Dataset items
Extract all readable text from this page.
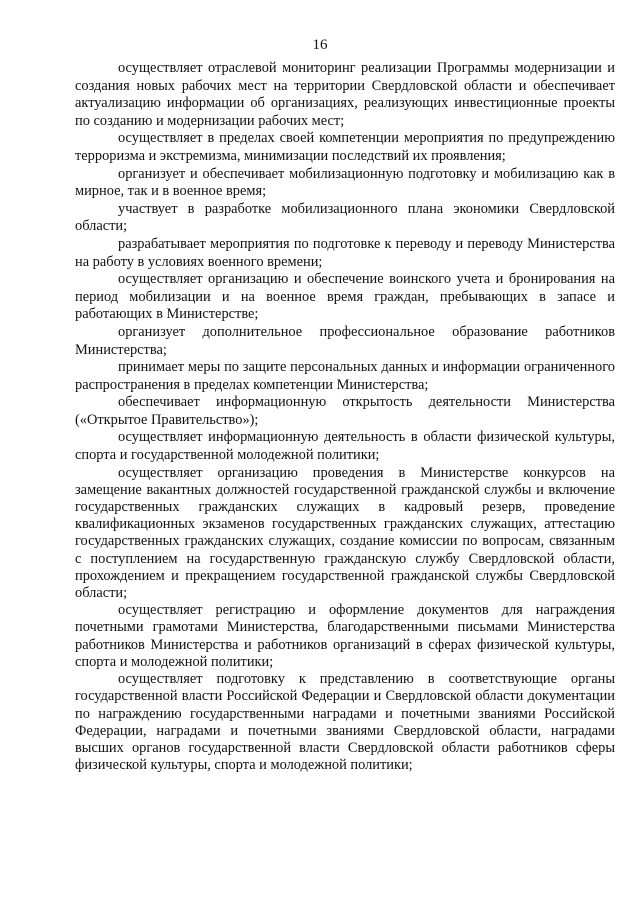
16

осуществляет отраслевой мониторинг реализации Программы модернизации и создания новых рабочих мест на территории Свердловской области и обеспечивает актуализацию информации об организациях, реализующих инвестиционные проекты по созданию и модернизации рабочих мест;

осуществляет в пределах своей компетенции мероприятия по предупреждению терроризма и экстремизма, минимизации последствий их проявления;

организует и обеспечивает мобилизационную подготовку и мобилизацию как в мирное, так и в военное время;

участвует в разработке мобилизационного плана экономики Свердловской области;

разрабатывает мероприятия по подготовке к переводу и переводу Министерства на работу в условиях военного времени;

осуществляет организацию и обеспечение воинского учета и бронирования на период мобилизации и на военное время граждан, пребывающих в запасе и работающих в Министерстве;

организует дополнительное профессиональное образование работников Министерства;

принимает меры по защите персональных данных и информации ограниченного распространения в пределах компетенции Министерства;

обеспечивает информационную открытость деятельности Министерства («Открытое Правительство»);

осуществляет информационную деятельность в области физической культуры, спорта и государственной молодежной политики;

осуществляет организацию проведения в Министерстве конкурсов на замещение вакантных должностей государственной гражданской службы и включение государственных гражданских служащих в кадровый резерв, проведение квалификационных экзаменов государственных гражданских служащих, аттестацию государственных гражданских служащих, создание комиссии по вопросам, связанным с поступлением на государственную гражданскую службу Свердловской области, прохождением и прекращением государственной гражданской службы Свердловской области;

осуществляет регистрацию и оформление документов для награждения почетными грамотами Министерства, благодарственными письмами Министерства работников Министерства и работников организаций в сферах физической культуры, спорта и молодежной политики;

осуществляет подготовку к представлению в соответствующие органы государственной власти Российской Федерации и Свердловской области документации по награждению государственными наградами и почетными званиями Российской Федерации, наградами и почетными званиями Свердловской области, наградами высших органов государственной власти Свердловской области работников сферы физической культуры, спорта и молодежной политики;
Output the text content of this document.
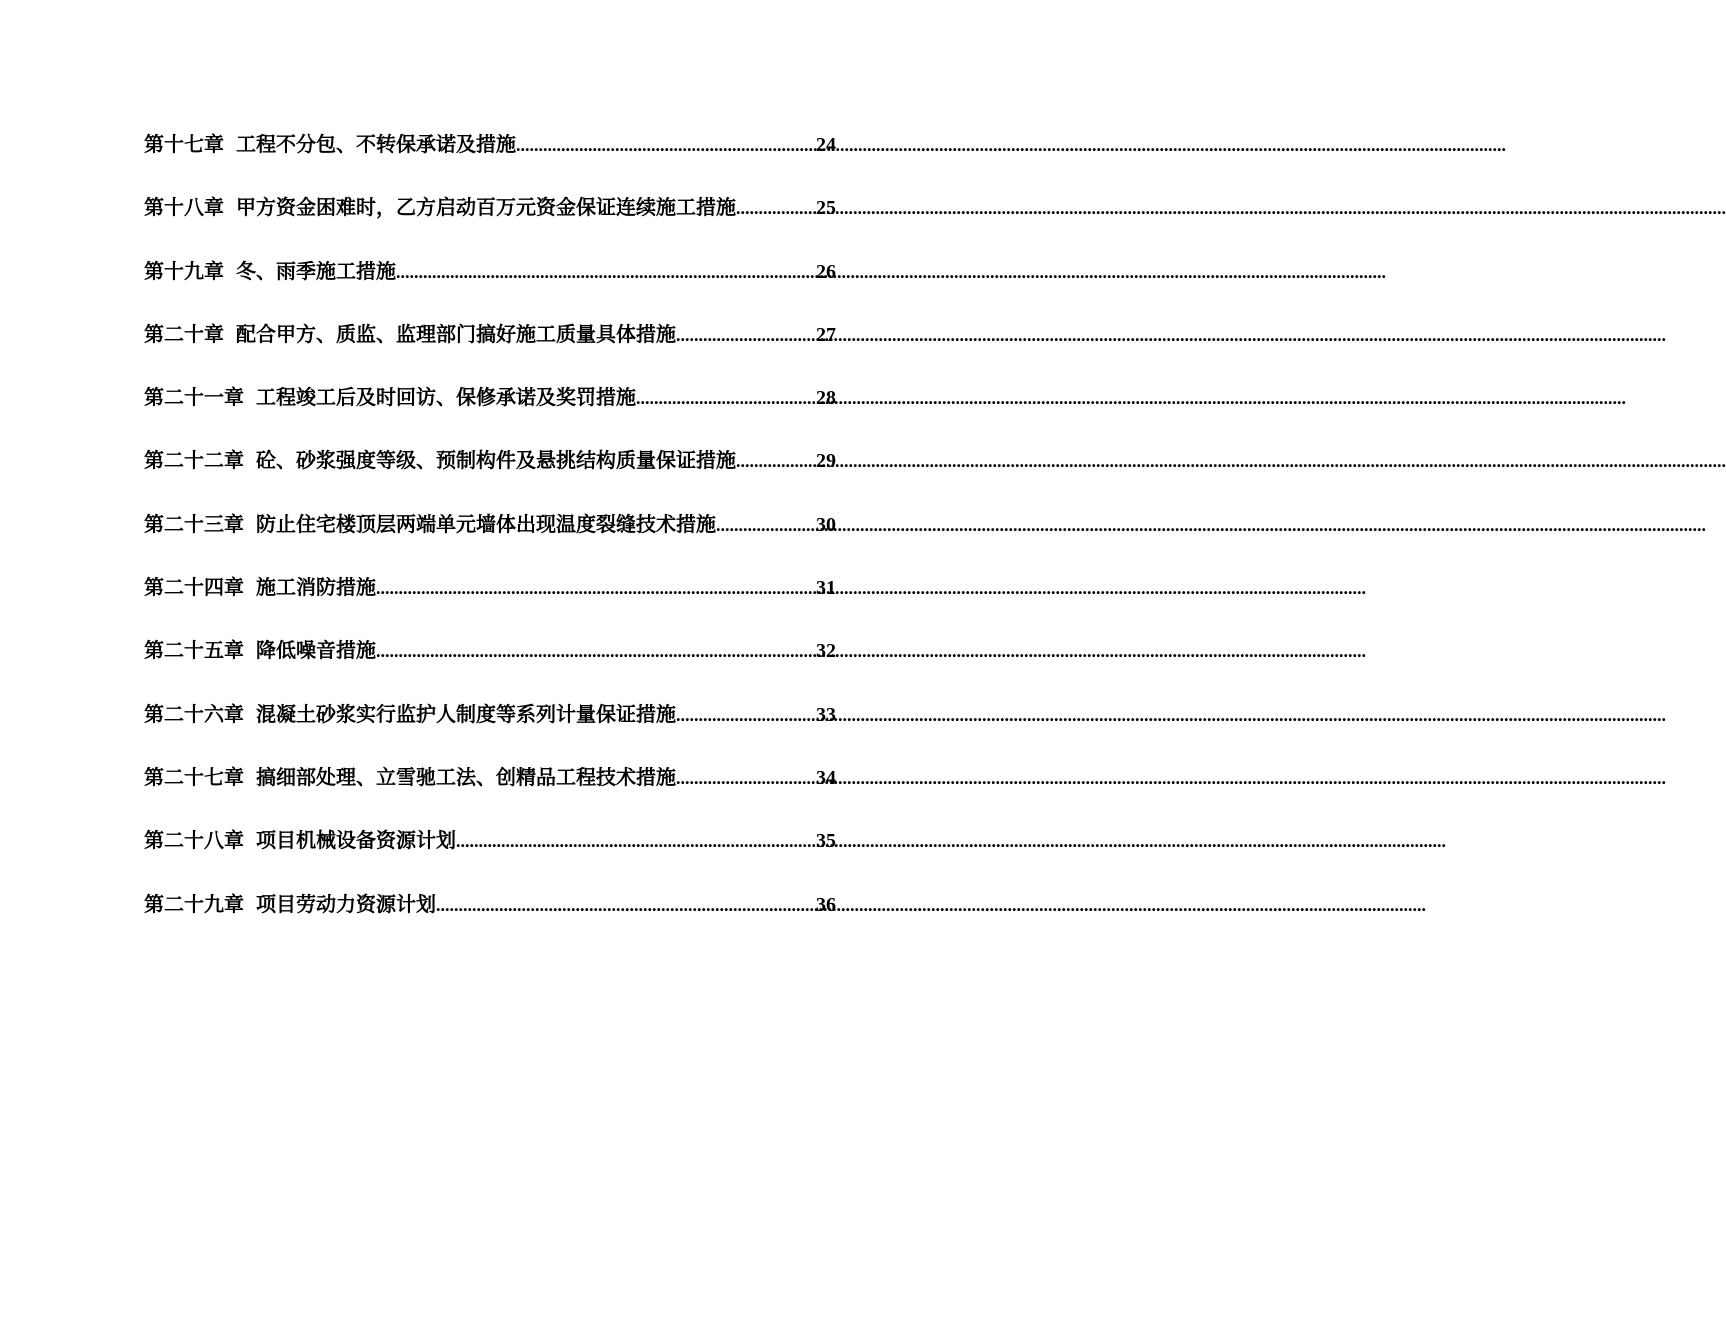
第十七章 工程不分包、不转保承诺及措施 .....	24
第十八章 甲方资金困难时，乙方启动百万元资金保证连续施工措施 .....	25
第十九章 冬、雨季施工措施 .....	26
第二十章 配合甲方、质监、监理部门搞好施工质量具体措施 .....	27
第二十一章 工程竣工后及时回访、保修承诺及奖罚措施 .....	28
第二十二章 砼、砂浆强度等级、预制构件及悬挑结构质量保证措施 .....	29
第二十三章 防止住宅楼顶层两端单元墙体出现温度裂缝技术措施 .....	30
第二十四章 施工消防措施 .....	31
第二十五章 降低噪音措施 .....	32
第二十六章 混凝土砂浆实行监护人制度等系列计量保证措施 .....	33
第二十七章 搞细部处理、立雪驰工法、创精品工程技术措施 .....	34
第二十八章 项目机械设备资源计划 .....	35
第二十九章 项目劳动力资源计划 .....	36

# What is expected:
Quote every record above exactly, leaving out the pictures.

# Expected output:
Extract all readable text from this page.
16

осуществляет отраслевой мониторинг реализации Программы модернизации и создания новых рабочих мест на территории Свердловской области и обеспечивает актуализацию информации об организациях, реализующих инвестиционные проекты по созданию и модернизации рабочих мест;

осуществляет в пределах своей компетенции мероприятия по предупреждению терроризма и экстремизма, минимизации последствий их проявления;

организует и обеспечивает мобилизационную подготовку и мобилизацию как в мирное, так и в военное время;

участвует в разработке мобилизационного плана экономики Свердловской области;

разрабатывает мероприятия по подготовке к переводу и переводу Министерства на работу в условиях военного времени;

осуществляет организацию и обеспечение воинского учета и бронирования на период мобилизации и на военное время граждан, пребывающих в запасе и работающих в Министерстве;

организует дополнительное профессиональное образование работников Министерства;

принимает меры по защите персональных данных и информации ограниченного распространения в пределах компетенции Министерства;

обеспечивает информационную открытость деятельности Министерства («Открытое Правительство»);

осуществляет информационную деятельность в области физической культуры, спорта и государственной молодежной политики;

осуществляет организацию проведения в Министерстве конкурсов на замещение вакантных должностей государственной гражданской службы и включение государственных гражданских служащих в кадровый резерв, проведение квалификационных экзаменов государственных гражданских служащих, аттестацию государственных гражданских служащих, создание комиссии по вопросам, связанным с поступлением на государственную гражданскую службу Свердловской области, прохождением и прекращением государственной гражданской службы Свердловской области;

осуществляет регистрацию и оформление документов для награждения почетными грамотами Министерства, благодарственными письмами Министерства работников Министерства и работников организаций в сферах физической культуры, спорта и молодежной политики;

осуществляет подготовку к представлению в соответствующие органы государственной власти Российской Федерации и Свердловской области документации по награждению государственными наградами и почетными званиями Российской Федерации, наградами и почетными званиями Свердловской области, наградами высших органов государственной власти Свердловской области работников сферы физической культуры, спорта и молодежной политики;
Output the text content of this document.
第十七章 工程不分包、不转保承诺及措施 .....	24
第十八章 甲方资金困难时，乙方启动百万元资金保证连续施工措施 .....	25
第十九章 冬、雨季施工措施 .....	26
第二十章 配合甲方、质监、监理部门搞好施工质量具体措施 .....	27
第二十一章 工程竣工后及时回访、保修承诺及奖罚措施 .....	28
第二十二章 砼、砂浆强度等级、预制构件及悬挑结构质量保证措施 .....	29
第二十三章 防止住宅楼顶层两端单元墙体出现温度裂缝技术措施 .....	30
第二十四章 施工消防措施 .....	31
第二十五章 降低噪音措施 .....	32
第二十六章 混凝土砂浆实行监护人制度等系列计量保证措施 .....	33
第二十七章 搞细部处理、立雪驰工法、创精品工程技术措施 .....	34
第二十八章 项目机械设备资源计划 .....	35
第二十九章 项目劳动力资源计划 .....	36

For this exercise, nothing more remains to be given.